Isolate every line in the records below with "acetabulum" in it.

Listing –
'''

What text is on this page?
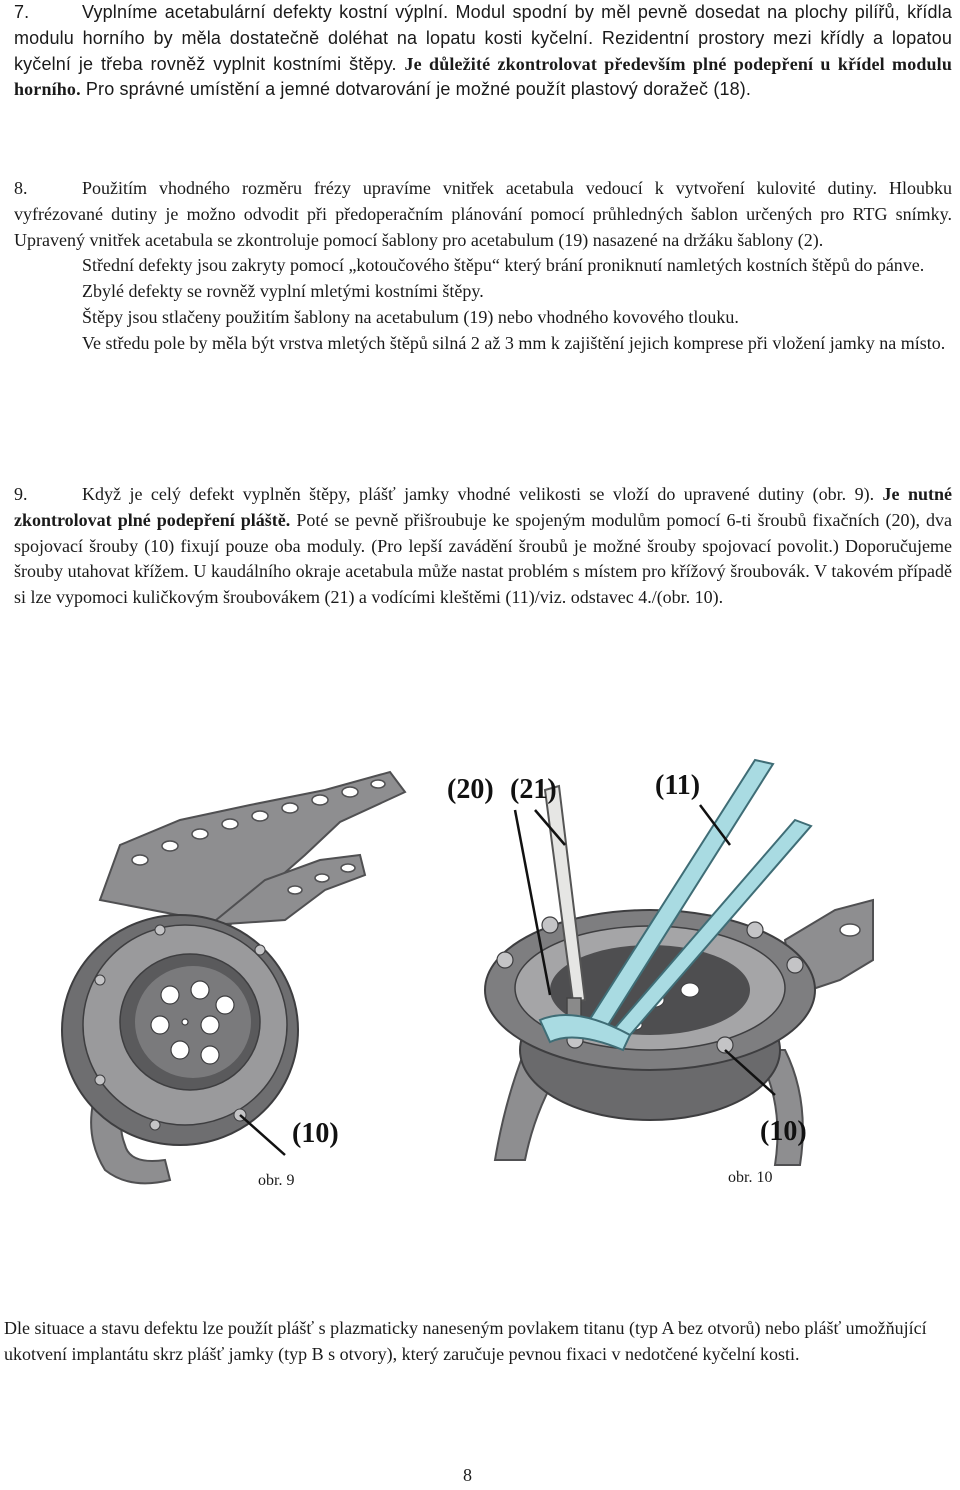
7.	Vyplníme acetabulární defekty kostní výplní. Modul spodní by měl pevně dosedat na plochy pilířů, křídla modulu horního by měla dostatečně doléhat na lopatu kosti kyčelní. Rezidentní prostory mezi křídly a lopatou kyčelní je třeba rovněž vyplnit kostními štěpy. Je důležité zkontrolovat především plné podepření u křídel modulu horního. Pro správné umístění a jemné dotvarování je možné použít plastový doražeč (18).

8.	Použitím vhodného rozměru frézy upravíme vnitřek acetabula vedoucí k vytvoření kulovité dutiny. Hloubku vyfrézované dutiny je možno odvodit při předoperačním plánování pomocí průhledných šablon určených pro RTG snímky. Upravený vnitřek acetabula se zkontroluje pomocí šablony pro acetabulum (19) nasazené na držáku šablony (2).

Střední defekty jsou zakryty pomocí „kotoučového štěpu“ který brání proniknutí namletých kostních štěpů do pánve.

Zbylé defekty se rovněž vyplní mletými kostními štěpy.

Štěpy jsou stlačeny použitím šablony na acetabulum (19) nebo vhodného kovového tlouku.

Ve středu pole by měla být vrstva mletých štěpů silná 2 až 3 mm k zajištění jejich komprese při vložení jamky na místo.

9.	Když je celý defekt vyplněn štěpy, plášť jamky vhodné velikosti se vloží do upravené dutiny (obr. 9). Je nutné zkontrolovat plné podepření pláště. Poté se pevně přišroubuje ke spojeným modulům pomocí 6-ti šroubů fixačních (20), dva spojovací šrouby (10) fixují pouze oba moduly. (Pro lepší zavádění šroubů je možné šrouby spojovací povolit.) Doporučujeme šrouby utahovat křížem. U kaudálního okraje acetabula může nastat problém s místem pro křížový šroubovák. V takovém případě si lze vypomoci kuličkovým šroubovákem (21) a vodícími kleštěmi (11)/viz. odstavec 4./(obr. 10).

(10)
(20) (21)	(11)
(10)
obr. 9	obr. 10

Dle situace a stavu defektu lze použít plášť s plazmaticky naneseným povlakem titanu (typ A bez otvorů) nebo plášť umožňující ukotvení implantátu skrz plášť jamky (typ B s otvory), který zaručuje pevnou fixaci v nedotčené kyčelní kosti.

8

'''
'''

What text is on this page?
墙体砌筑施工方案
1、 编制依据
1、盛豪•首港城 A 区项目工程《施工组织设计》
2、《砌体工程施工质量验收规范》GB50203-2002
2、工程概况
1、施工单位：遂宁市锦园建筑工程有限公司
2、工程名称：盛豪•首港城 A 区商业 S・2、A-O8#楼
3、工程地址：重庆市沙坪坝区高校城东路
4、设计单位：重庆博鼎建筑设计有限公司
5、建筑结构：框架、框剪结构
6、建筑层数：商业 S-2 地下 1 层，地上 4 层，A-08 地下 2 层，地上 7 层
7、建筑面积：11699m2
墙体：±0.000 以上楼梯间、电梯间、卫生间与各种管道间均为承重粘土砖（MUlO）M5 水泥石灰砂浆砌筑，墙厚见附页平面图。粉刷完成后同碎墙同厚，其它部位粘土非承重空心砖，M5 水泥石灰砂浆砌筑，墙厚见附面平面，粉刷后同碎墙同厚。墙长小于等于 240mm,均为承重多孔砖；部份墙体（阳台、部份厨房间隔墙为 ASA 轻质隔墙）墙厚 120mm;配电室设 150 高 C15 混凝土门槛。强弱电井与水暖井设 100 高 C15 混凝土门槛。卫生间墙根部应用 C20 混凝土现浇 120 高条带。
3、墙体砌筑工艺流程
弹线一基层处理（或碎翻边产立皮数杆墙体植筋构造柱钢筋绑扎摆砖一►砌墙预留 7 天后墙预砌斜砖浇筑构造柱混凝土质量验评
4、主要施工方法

'''
'''

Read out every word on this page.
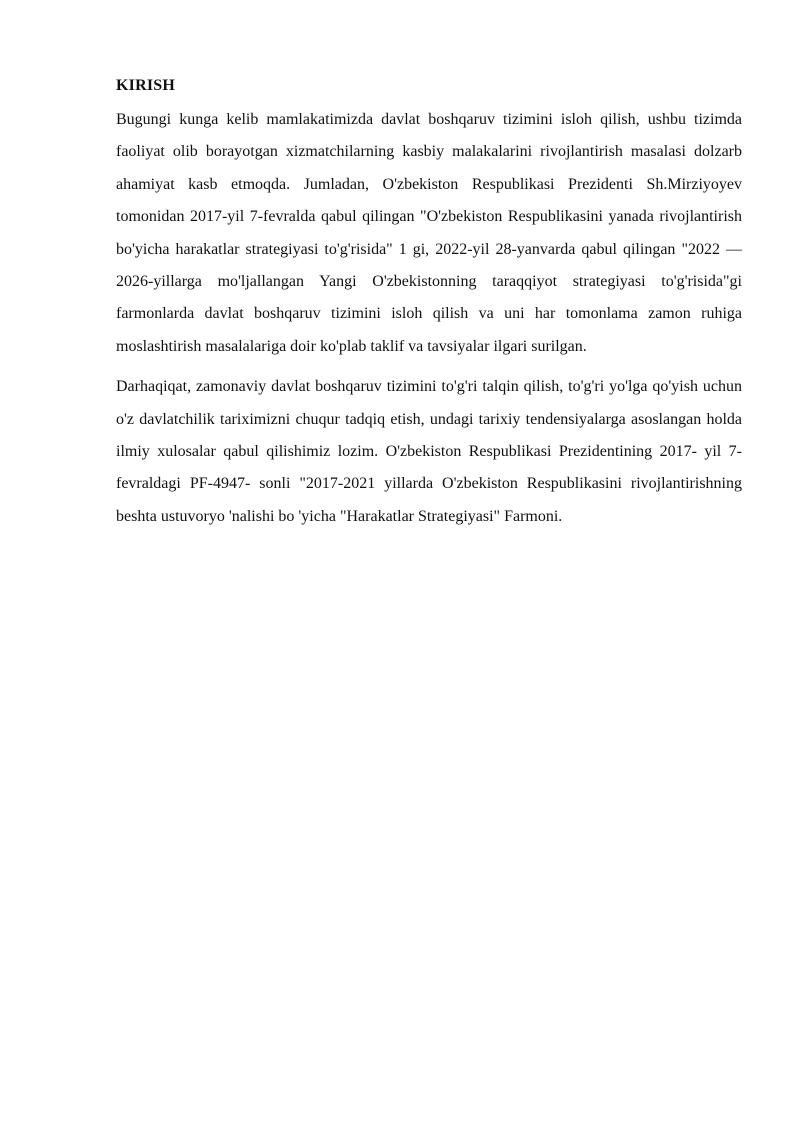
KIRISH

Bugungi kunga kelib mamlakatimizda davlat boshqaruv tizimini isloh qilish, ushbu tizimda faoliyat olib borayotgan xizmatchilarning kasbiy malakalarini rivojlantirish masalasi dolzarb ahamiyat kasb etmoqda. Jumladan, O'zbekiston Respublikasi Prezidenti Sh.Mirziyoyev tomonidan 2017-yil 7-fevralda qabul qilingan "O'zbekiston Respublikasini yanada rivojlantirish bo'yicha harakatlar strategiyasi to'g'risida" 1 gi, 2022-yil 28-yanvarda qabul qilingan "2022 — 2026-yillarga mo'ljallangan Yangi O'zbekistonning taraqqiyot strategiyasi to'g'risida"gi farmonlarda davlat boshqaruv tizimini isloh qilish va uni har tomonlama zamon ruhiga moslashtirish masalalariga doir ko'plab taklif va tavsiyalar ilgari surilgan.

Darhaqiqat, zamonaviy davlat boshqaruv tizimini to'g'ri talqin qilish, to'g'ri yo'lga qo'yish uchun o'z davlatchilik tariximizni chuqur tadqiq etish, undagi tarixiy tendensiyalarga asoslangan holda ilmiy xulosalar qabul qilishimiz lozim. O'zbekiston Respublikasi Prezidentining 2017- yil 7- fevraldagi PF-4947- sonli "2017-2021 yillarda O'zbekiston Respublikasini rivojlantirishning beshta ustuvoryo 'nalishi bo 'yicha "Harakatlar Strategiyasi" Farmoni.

'''

Task solution –
8.	Použitím vhodného rozměru frézy upravíme vnitřek acetabula vedoucí k vytvoření kulovité dutiny. Hloubku vyfrézované dutiny je možno odvodit při předoperačním plánování pomocí průhledných šablon určených pro RTG snímky. Upravený vnitřek acetabula se zkontroluje pomocí šablony pro acetabulum (19) nasazené na držáku šablony (2).
Štěpy jsou stlačeny použitím šablony na acetabulum (19) nebo vhodného kovového tlouku.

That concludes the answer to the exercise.